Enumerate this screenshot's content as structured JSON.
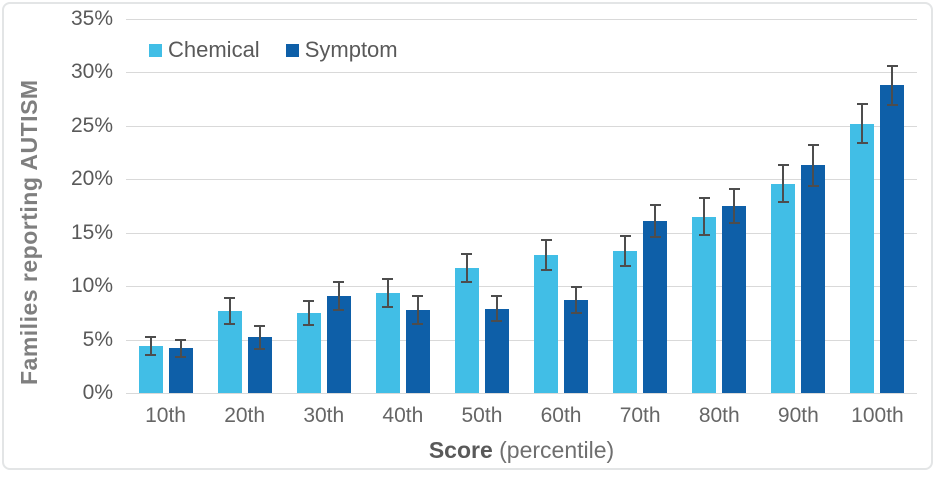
{
  "chart_data": {
    "type": "bar",
    "title": "",
    "ylabel": "Families reporting AUTISM",
    "xlabel": "Score (percentile)",
    "xlabel_primary": "Score",
    "xlabel_secondary": " (percentile)",
    "categories": [
      "10th",
      "20th",
      "30th",
      "40th",
      "50th",
      "60th",
      "70th",
      "80th",
      "90th",
      "100th"
    ],
    "series": [
      {
        "name": "Chemical",
        "color": "#41bee6",
        "values": [
          4.4,
          7.7,
          7.5,
          9.4,
          11.7,
          12.9,
          13.3,
          16.5,
          19.6,
          25.2
        ],
        "error_bars": [
          0.9,
          1.3,
          1.2,
          1.4,
          1.4,
          1.5,
          1.5,
          1.8,
          1.8,
          1.9
        ]
      },
      {
        "name": "Symptom",
        "color": "#0e5fa8",
        "values": [
          4.2,
          5.2,
          9.1,
          7.8,
          7.9,
          8.7,
          16.1,
          17.5,
          21.3,
          28.8
        ],
        "error_bars": [
          0.9,
          1.2,
          1.4,
          1.4,
          1.3,
          1.3,
          1.6,
          1.7,
          2.0,
          1.9
        ]
      }
    ],
    "y_ticks": [
      "0%",
      "5%",
      "10%",
      "15%",
      "20%",
      "25%",
      "30%",
      "35%"
    ],
    "y_tick_step": 5,
    "ylim": [
      0,
      35
    ],
    "grid": true,
    "legend_position": "top-left",
    "error_bar_style": "plus-minus whiskers with caps"
  },
  "style": {
    "grid_color": "#d9d9d9",
    "error_bar_color": "#4d4d4d",
    "tick_label_color": "#595959",
    "axis_title_color": "#7f7f7f",
    "frame_border_color": "#e3e5e6",
    "background": "#ffffff"
  }
}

_Work to complete_
From the listing, extract all text exactly as given and drop any picture.

_Task response_
Enumerate this screenshot's content as structured JSON.
{
  "chart_data": {
    "type": "bar",
    "title": "",
    "ylabel": "Families reporting AUTISM",
    "xlabel": "Score (percentile)",
    "xlabel_primary": "Score",
    "xlabel_secondary": " (percentile)",
    "categories": [
      "10th",
      "20th",
      "30th",
      "40th",
      "50th",
      "60th",
      "70th",
      "80th",
      "90th",
      "100th"
    ],
    "series": [
      {
        "name": "Chemical",
        "color": "#41bee6",
        "values": [
          4.4,
          7.7,
          7.5,
          9.4,
          11.7,
          12.9,
          13.3,
          16.5,
          19.6,
          25.2
        ],
        "error_bars": [
          0.9,
          1.3,
          1.2,
          1.4,
          1.4,
          1.5,
          1.5,
          1.8,
          1.8,
          1.9
        ]
      },
      {
        "name": "Symptom",
        "color": "#0e5fa8",
        "values": [
          4.2,
          5.2,
          9.1,
          7.8,
          7.9,
          8.7,
          16.1,
          17.5,
          21.3,
          28.8
        ],
        "error_bars": [
          0.9,
          1.2,
          1.4,
          1.4,
          1.3,
          1.3,
          1.6,
          1.7,
          2.0,
          1.9
        ]
      }
    ],
    "y_ticks": [
      "0%",
      "5%",
      "10%",
      "15%",
      "20%",
      "25%",
      "30%",
      "35%"
    ],
    "y_tick_step": 5,
    "ylim": [
      0,
      35
    ],
    "grid": true,
    "legend_position": "top-left",
    "error_bar_style": "plus-minus whiskers with caps"
  },
  "style": {
    "grid_color": "#d9d9d9",
    "error_bar_color": "#4d4d4d",
    "tick_label_color": "#595959",
    "axis_title_color": "#7f7f7f",
    "frame_border_color": "#e3e5e6",
    "background": "#ffffff"
  }
}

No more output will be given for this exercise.